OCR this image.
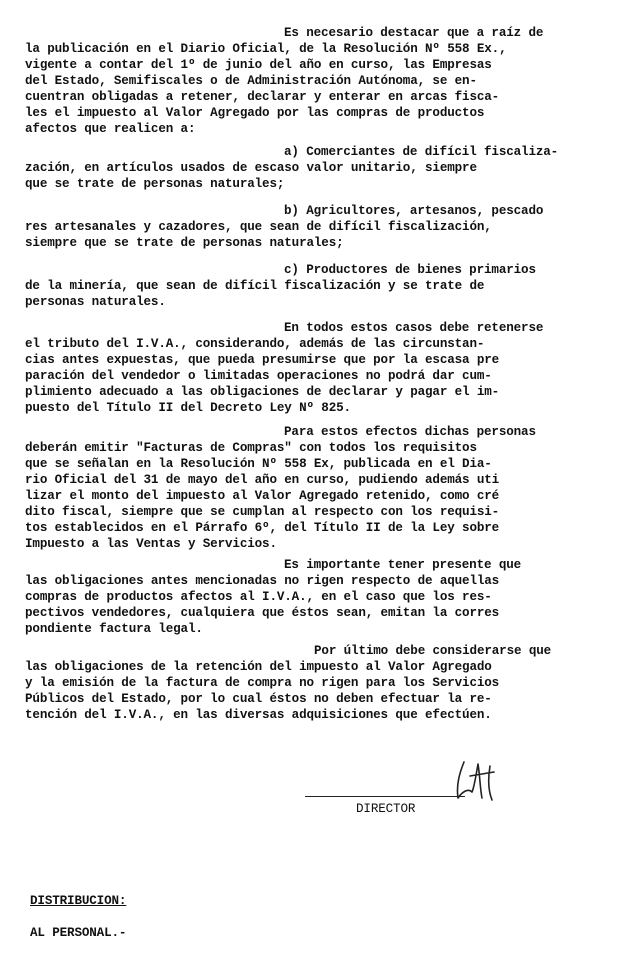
Es necesario destacar que a raíz de
la publicación en el Diario Oficial, de la Resolución Nº 558 Ex.,
vigente a contar del 1º de junio del año en curso, las Empresas
del Estado, Semifiscales o de Administración Autónoma, se en-
cuentran obligadas a retener, declarar y enterar en arcas fisca-
les el impuesto al Valor Agregado por las compras de productos
afectos que realicen a:
a) Comerciantes de difícil fiscaliza-
zación, en artículos usados de escaso valor unitario, siempre
que se trate de personas naturales;
b) Agricultores, artesanos, pescado
res artesanales y cazadores, que sean de difícil fiscalización,
siempre que se trate de personas naturales;
c) Productores de bienes primarios
de la minería, que sean de difícil fiscalización y se trate de
personas naturales.
En todos estos casos debe retenerse
el tributo del I.V.A., considerando, además de las circunstan-
cias antes expuestas, que pueda presumirse que por la escasa pre
paración del vendedor o limitadas operaciones no podrá dar cum-
plimiento adecuado a las obligaciones de declarar y pagar el im-
puesto del Título II del Decreto Ley Nº 825.
Para estos efectos dichas personas
deberán emitir "Facturas de Compras" con todos los requisitos
que se señalan en la Resolución Nº 558 Ex, publicada en el Dia-
rio Oficial del 31 de mayo del año en curso, pudiendo además uti
lizar el monto del impuesto al Valor Agregado retenido, como cré
dito fiscal, siempre que se cumplan al respecto con los requisi-
tos establecidos en el Párrafo 6º, del Título II de la Ley sobre
Impuesto a las Ventas y Servicios.
Es importante tener presente que
las obligaciones antes mencionadas no rigen respecto de aquellas
compras de productos afectos al I.V.A., en el caso que los res-
pectivos vendedores, cualquiera que éstos sean, emitan la corres
pondiente factura legal.
Por último debe considerarse que
las obligaciones de la retención del impuesto al Valor Agregado
y la emisión de la factura de compra no rigen para los Servicios
Públicos del Estado, por lo cual éstos no deben efectuar la re-
tención del I.V.A., en las diversas adquisiciones que efectúen.
DIRECTOR
DISTRIBUCION:
AL PERSONAL.-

== == ==

## Problem statement
Copy out each line of the records that holds the string "Resolución".

## Correct result
la publicación en el Diario Oficial, de la Resolución Nº 558 Ex.,
que se señalan en la Resolución Nº 558 Ex, publicada en el Dia-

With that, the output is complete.